Problem to work on - In the records that follow, show each line where the word "hist" is present.

^^^^^^^^

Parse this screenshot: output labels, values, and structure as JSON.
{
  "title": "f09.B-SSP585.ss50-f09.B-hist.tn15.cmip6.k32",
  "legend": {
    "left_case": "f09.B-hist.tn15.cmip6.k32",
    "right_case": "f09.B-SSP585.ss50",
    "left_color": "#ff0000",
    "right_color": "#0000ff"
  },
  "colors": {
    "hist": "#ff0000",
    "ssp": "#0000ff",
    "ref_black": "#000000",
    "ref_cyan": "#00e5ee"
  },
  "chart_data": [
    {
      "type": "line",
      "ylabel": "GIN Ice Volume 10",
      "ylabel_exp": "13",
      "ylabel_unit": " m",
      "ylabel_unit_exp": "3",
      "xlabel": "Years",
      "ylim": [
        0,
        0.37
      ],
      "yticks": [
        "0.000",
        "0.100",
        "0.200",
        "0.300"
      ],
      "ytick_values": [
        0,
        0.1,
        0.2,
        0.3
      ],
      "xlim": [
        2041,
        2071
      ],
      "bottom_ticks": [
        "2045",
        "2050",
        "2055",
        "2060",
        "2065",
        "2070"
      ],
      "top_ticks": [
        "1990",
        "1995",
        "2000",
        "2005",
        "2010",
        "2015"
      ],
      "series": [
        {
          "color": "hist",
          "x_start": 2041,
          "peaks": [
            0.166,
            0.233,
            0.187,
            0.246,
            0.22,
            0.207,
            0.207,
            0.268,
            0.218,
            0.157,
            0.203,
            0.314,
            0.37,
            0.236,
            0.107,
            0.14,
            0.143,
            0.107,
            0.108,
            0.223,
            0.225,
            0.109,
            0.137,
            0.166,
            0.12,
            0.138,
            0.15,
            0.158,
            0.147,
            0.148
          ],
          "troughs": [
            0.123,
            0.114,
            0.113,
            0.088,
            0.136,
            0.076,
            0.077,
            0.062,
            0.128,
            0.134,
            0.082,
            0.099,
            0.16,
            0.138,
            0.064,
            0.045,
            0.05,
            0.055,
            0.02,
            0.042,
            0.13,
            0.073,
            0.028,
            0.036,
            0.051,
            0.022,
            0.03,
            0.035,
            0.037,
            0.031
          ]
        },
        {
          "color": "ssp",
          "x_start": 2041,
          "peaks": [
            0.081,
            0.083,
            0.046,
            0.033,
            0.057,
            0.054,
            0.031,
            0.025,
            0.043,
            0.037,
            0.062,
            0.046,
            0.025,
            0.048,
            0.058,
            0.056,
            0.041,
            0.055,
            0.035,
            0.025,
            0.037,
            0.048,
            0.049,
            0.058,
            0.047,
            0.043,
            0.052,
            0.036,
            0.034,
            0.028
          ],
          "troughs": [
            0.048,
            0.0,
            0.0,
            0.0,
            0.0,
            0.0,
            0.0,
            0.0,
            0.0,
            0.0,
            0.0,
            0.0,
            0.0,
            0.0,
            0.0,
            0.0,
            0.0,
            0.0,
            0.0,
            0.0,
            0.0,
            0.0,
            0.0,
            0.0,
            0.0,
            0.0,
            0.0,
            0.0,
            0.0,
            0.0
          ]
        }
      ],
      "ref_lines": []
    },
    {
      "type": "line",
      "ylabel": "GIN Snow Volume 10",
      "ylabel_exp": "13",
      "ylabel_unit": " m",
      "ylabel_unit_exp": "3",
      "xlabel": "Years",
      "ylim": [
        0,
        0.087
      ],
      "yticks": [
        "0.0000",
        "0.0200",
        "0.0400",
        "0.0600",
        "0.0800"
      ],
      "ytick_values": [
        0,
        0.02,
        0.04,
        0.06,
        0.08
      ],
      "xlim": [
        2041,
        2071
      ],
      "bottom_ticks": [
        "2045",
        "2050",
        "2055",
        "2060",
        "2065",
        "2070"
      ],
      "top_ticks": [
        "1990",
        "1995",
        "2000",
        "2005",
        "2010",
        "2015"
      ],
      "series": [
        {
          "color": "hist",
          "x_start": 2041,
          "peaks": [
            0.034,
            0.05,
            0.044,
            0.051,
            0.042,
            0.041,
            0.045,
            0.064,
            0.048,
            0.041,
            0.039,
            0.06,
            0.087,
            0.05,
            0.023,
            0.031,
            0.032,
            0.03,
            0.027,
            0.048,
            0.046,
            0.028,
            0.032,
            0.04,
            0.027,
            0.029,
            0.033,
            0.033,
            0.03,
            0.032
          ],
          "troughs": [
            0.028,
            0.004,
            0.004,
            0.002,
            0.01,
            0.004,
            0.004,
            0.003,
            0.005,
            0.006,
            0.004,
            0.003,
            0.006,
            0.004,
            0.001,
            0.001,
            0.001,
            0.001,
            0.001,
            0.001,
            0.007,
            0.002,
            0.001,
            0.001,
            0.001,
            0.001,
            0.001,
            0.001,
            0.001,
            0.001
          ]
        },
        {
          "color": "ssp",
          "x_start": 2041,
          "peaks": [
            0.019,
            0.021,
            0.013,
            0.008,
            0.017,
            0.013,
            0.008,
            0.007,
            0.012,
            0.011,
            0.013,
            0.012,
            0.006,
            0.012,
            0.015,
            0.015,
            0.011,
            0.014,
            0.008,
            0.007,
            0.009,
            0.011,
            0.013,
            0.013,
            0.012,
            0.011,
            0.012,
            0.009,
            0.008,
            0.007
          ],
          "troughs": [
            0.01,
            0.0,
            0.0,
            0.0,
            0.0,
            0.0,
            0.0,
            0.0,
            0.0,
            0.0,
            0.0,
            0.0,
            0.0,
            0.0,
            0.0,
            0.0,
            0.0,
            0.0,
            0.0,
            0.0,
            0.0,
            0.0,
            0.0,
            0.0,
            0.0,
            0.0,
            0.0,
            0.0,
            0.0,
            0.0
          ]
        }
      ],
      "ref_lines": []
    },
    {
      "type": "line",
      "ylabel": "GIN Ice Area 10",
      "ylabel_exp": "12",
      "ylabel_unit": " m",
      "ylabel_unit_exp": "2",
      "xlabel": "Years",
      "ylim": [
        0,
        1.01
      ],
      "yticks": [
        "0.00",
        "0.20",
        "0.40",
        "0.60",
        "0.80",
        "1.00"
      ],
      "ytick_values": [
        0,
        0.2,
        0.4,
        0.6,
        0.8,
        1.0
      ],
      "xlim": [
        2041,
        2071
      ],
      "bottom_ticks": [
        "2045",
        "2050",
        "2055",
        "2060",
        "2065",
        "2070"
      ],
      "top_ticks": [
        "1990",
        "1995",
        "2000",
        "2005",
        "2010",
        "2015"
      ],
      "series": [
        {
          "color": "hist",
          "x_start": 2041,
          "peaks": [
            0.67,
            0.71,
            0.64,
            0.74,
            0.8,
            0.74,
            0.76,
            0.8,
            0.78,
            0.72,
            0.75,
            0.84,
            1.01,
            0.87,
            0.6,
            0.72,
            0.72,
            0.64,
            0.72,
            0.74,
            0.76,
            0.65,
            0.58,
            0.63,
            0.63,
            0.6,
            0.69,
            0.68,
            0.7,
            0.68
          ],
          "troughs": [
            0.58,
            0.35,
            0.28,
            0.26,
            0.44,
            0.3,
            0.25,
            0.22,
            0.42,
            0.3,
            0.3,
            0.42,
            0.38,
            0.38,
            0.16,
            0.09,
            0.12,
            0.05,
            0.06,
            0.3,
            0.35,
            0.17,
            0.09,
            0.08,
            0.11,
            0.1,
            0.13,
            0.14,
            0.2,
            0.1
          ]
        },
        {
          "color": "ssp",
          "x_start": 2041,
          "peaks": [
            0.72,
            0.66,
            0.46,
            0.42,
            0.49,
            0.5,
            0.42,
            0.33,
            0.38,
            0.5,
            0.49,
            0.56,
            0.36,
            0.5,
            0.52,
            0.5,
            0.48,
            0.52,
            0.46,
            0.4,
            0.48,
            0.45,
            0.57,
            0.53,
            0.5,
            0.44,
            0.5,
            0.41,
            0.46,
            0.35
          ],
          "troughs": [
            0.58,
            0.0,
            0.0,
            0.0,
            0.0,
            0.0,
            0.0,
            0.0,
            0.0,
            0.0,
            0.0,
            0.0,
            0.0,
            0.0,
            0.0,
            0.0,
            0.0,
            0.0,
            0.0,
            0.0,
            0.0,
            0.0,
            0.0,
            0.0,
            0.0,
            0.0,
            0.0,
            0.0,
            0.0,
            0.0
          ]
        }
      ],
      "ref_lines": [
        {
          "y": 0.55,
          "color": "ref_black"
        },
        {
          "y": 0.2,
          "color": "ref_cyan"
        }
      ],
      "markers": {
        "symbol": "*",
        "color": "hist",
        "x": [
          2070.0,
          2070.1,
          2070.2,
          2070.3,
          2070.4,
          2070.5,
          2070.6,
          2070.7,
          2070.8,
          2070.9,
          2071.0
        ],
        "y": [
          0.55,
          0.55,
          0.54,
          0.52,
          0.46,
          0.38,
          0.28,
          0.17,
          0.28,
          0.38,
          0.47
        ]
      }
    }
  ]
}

^^^^^^^^

Response to the exercise -
  "title": "f09.B-SSP585.ss50-f09.B-hist.tn15.cmip6.k32",
    "left_case": "f09.B-hist.tn15.cmip6.k32",
    "hist": "#ff0000",
          "color": "hist",
          "color": "hist",
          "color": "hist",
        "color": "hist",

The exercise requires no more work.